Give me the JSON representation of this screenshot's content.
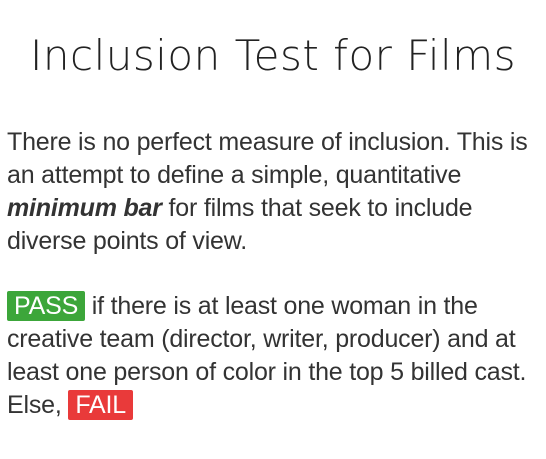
{
  "title": "Inclusion Test for Films",
  "intro": {
    "part1": "There is no perfect measure of inclusion. This is an attempt to define a simple, quantitative ",
    "emphasis": "minimum bar",
    "part2": " for films that seek to include diverse points of view."
  },
  "rule": {
    "pass_badge": "PASS",
    "text1": " if there is at least one woman in the creative team (director, writer, producer) and at least one person of color in the top 5 billed cast. Else, ",
    "fail_badge": "FAIL"
  },
  "colors": {
    "pass": "#3ca63a",
    "fail": "#e93a3a",
    "text": "#333333"
  }
}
=====
> _OBJECTIVE_:
Return all the entries word for word, but omit any pictures they contain.

> _ANSWER TO THIS TASK_:
Give me the JSON representation of this screenshot's content.
{
  "title": "Inclusion Test for Films",
  "intro": {
    "part1": "There is no perfect measure of inclusion. This is an attempt to define a simple, quantitative ",
    "emphasis": "minimum bar",
    "part2": " for films that seek to include diverse points of view."
  },
  "rule": {
    "pass_badge": "PASS",
    "text1": " if there is at least one woman in the creative team (director, writer, producer) and at least one person of color in the top 5 billed cast. Else, ",
    "fail_badge": "FAIL"
  },
  "colors": {
    "pass": "#3ca63a",
    "fail": "#e93a3a",
    "text": "#333333"
  }
}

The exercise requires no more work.